━━━ AVAILABLE RECORDS ━━━
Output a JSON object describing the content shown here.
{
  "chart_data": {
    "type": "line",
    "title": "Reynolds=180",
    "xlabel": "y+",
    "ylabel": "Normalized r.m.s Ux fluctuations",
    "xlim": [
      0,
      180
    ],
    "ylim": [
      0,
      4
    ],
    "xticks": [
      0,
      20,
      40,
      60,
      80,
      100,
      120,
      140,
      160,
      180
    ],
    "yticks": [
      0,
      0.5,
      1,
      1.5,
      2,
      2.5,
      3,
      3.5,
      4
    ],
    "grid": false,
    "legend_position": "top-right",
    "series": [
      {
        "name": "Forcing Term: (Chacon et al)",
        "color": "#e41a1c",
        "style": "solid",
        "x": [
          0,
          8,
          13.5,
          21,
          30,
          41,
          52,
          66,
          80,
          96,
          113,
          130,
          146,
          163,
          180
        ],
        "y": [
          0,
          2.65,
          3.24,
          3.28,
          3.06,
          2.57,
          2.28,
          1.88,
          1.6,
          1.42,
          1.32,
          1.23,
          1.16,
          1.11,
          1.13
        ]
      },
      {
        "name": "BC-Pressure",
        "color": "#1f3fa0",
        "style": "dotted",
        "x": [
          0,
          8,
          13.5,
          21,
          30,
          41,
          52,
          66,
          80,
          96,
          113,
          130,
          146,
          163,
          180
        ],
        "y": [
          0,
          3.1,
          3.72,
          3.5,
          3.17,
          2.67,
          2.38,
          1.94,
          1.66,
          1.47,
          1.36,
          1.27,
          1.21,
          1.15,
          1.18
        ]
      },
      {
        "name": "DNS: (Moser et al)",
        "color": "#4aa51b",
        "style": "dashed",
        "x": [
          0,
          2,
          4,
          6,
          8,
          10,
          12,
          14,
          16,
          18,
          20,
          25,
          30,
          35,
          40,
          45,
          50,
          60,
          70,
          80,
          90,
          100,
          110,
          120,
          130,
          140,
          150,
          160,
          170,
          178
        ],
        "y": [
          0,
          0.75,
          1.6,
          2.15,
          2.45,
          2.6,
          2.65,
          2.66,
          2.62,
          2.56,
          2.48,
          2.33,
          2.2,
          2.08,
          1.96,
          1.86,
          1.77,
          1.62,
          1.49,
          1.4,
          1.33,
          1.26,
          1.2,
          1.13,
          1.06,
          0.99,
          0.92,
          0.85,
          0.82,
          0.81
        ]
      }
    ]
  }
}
━━━
## WORK TO COMPLETE
Copy each line of the listing that contains the string "color".

## CORRECT RESPONSE
        "color": "#e41a1c",
        "color": "#1f3fa0",
        "color": "#4aa51b",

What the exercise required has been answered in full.